- REQUIRED TASK
Select the lines that hold the word "turli" and copy each one.

- STORED RECORDS

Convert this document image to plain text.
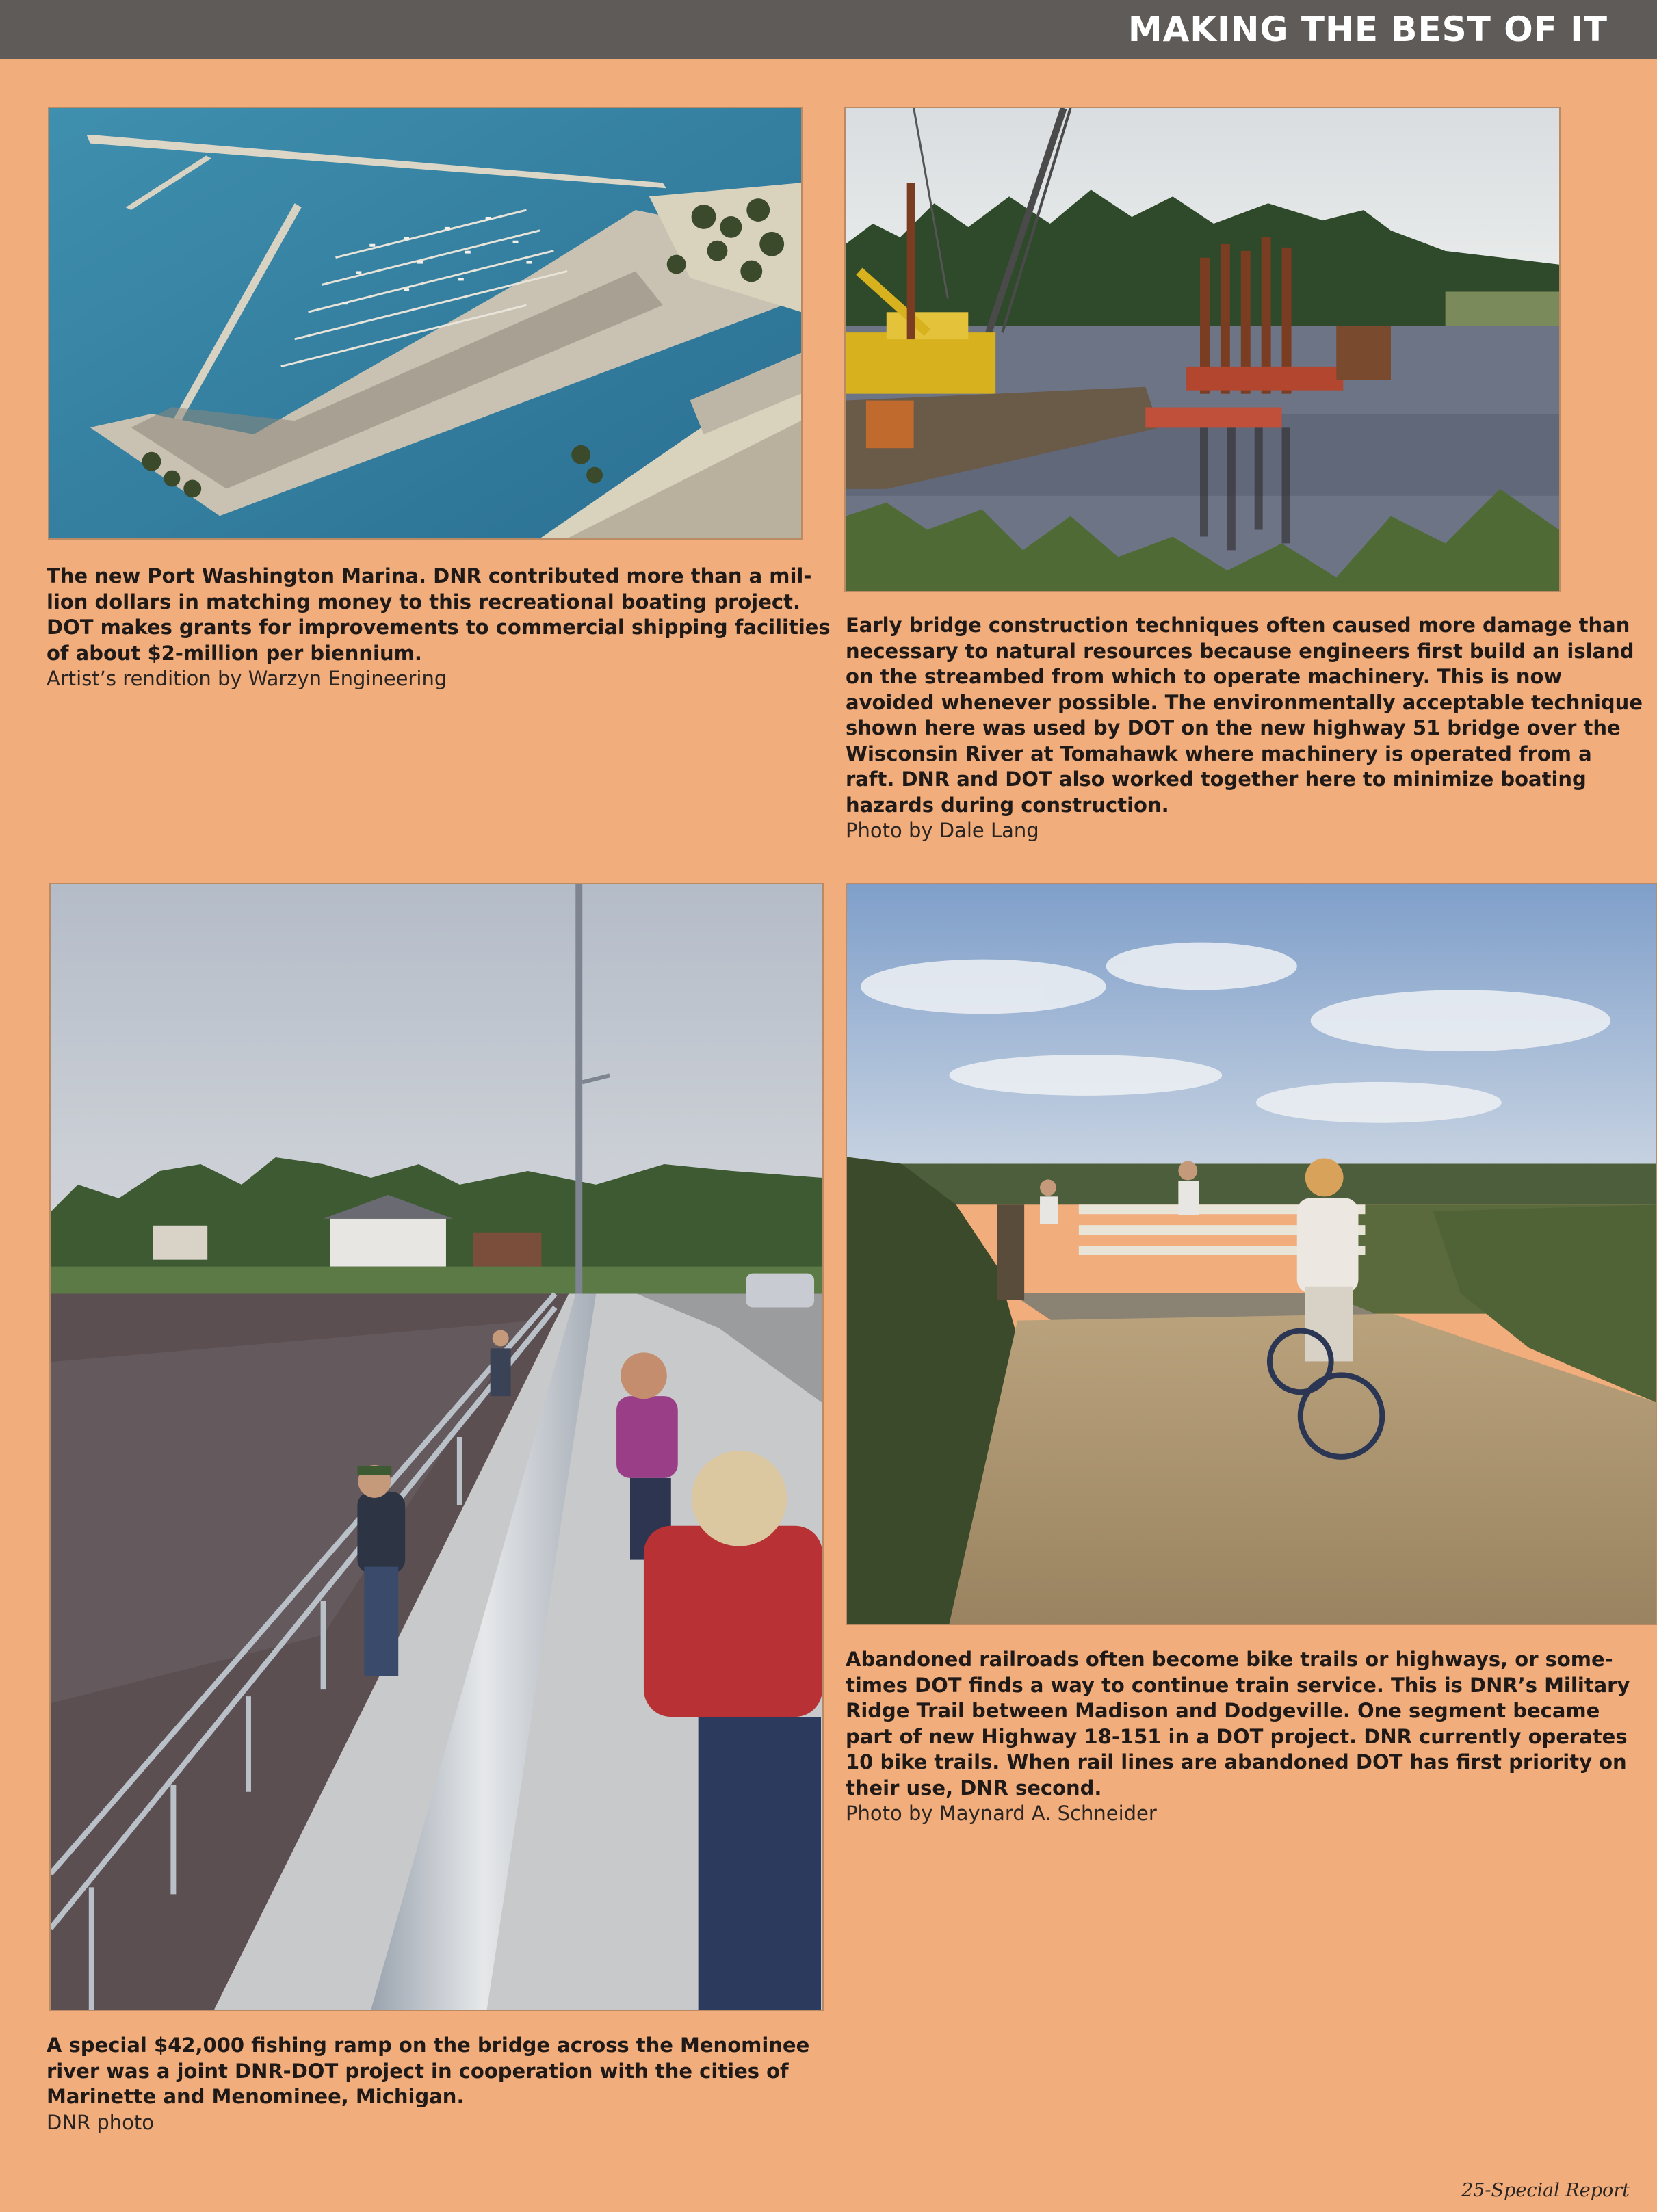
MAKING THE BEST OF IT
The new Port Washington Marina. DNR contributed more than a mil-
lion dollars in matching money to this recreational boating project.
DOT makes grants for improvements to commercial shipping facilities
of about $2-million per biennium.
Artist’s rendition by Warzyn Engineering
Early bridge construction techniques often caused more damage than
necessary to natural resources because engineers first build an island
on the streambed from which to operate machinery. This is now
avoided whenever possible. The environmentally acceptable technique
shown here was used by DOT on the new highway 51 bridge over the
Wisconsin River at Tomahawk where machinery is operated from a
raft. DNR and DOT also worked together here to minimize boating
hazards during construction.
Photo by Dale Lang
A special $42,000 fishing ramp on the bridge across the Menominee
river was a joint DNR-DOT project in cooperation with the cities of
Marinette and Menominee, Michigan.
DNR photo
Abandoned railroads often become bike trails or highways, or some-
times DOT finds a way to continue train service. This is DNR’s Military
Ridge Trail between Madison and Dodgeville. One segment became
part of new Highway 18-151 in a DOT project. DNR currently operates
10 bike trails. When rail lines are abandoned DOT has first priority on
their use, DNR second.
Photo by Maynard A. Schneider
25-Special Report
---
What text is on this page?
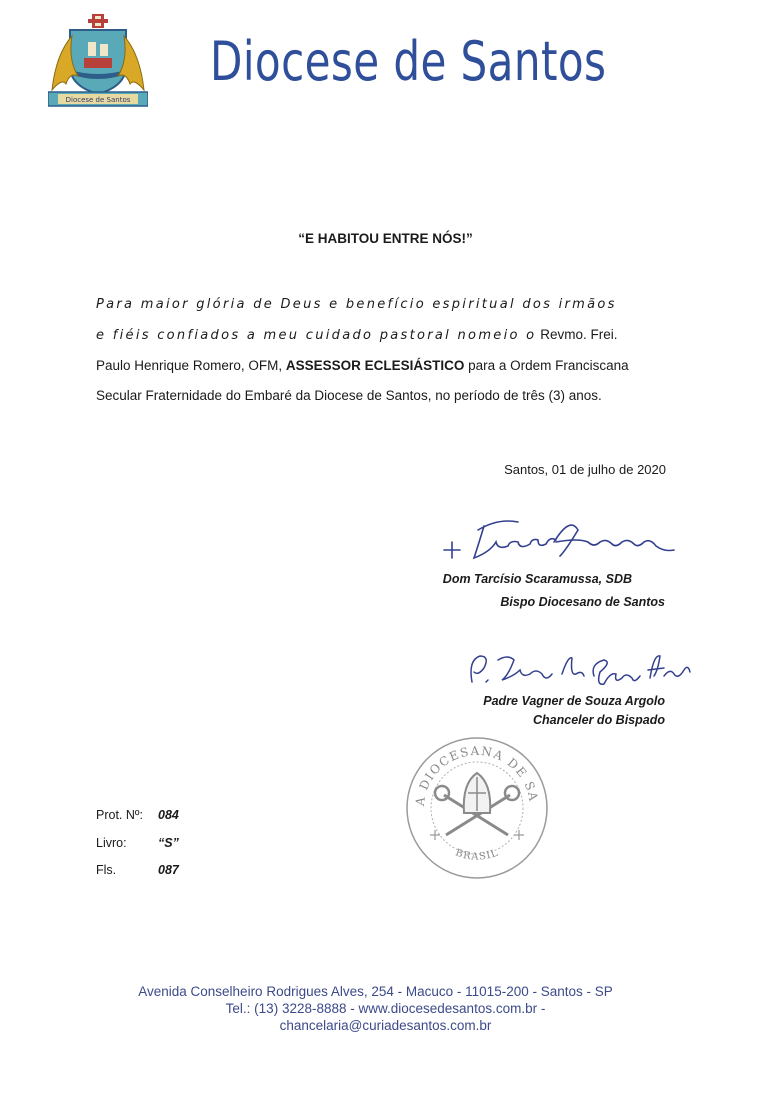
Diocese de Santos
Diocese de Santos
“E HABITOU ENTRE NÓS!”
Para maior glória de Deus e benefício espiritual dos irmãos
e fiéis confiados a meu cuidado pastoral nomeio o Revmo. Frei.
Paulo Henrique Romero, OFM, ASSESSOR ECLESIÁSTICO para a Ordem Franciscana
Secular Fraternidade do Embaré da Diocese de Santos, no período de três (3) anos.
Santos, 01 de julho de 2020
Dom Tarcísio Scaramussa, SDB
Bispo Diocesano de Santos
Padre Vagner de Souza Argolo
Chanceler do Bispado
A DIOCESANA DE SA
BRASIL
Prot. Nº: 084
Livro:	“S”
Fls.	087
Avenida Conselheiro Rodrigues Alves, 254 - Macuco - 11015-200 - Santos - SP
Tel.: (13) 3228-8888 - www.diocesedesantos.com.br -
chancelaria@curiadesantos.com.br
...
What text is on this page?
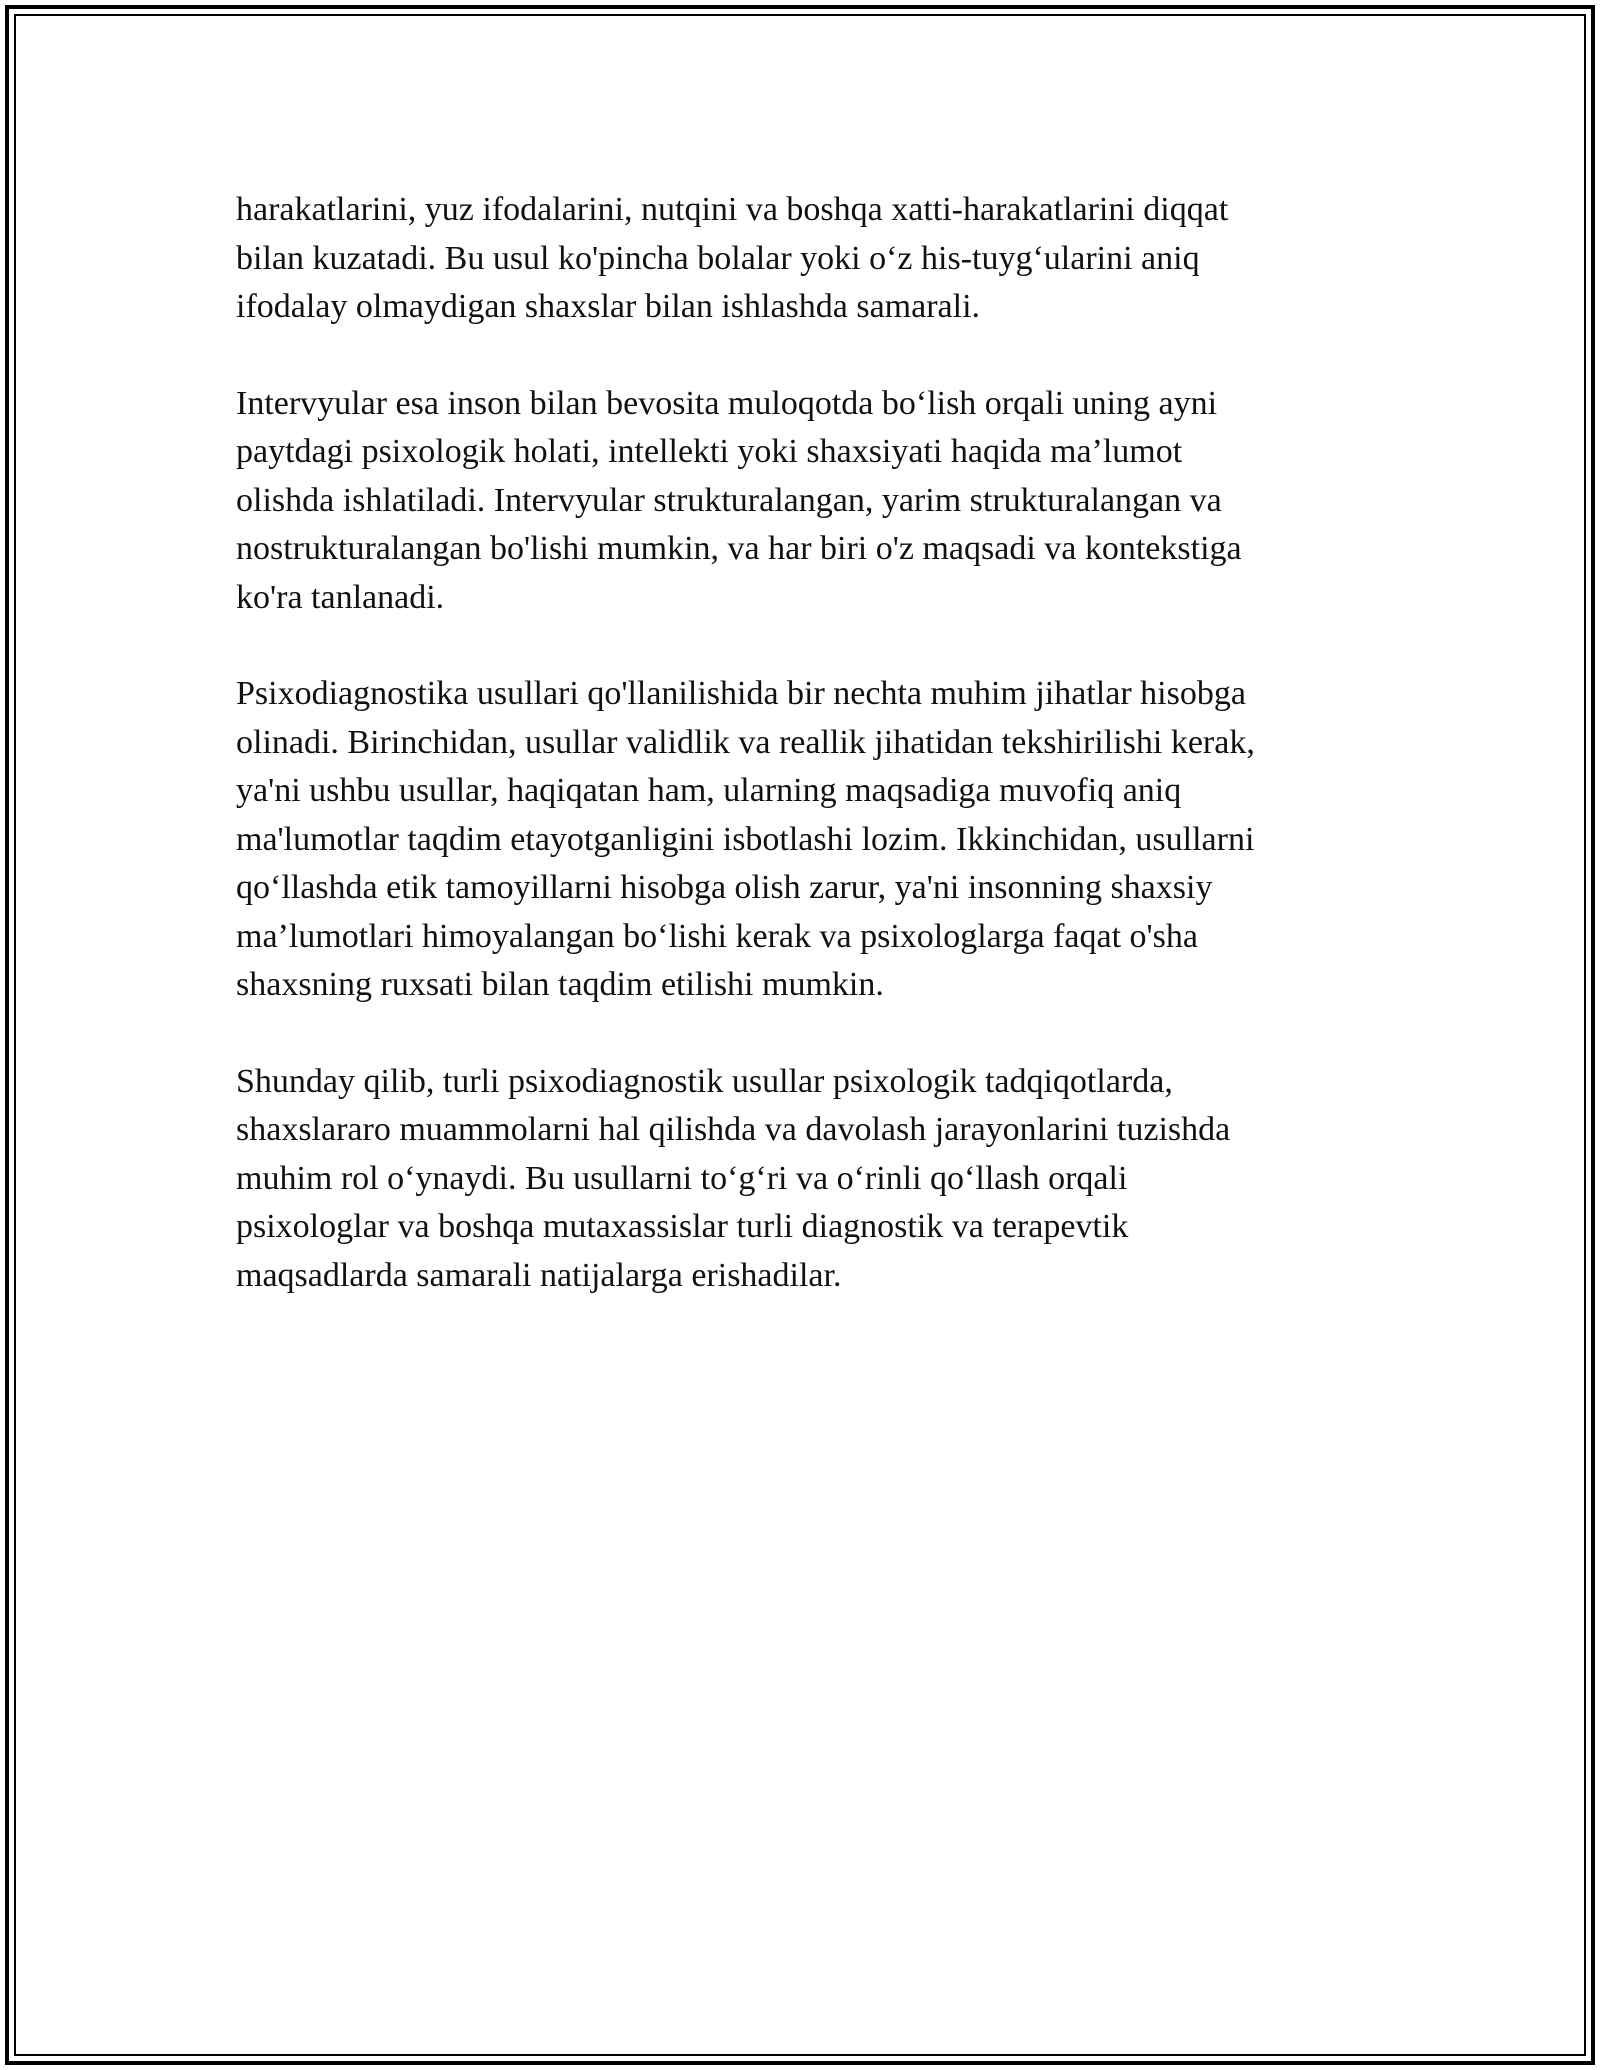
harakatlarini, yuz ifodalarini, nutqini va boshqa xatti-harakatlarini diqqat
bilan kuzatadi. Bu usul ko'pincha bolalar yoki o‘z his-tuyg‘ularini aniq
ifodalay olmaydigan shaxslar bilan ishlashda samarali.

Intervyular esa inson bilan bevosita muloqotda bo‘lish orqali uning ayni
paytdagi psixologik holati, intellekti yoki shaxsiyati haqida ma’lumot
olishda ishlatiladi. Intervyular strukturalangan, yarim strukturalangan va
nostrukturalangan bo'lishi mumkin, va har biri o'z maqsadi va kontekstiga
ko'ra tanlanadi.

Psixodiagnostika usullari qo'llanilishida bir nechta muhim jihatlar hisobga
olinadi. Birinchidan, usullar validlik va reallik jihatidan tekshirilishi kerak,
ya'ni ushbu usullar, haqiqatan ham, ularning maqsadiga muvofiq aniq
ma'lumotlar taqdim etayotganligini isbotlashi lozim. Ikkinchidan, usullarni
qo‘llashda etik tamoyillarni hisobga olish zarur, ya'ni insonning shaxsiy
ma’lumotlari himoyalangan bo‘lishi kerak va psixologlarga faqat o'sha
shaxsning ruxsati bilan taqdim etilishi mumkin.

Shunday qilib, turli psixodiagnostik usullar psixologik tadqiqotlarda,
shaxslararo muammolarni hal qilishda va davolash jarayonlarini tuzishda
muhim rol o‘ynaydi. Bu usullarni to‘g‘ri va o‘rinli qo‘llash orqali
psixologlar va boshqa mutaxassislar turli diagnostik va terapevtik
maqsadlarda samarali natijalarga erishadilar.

- FINISHED ANSWER
Shunday qilib, turli psixodiagnostik usullar psixologik tadqiqotlarda,
psixologlar va boshqa mutaxassislar turli diagnostik va terapevtik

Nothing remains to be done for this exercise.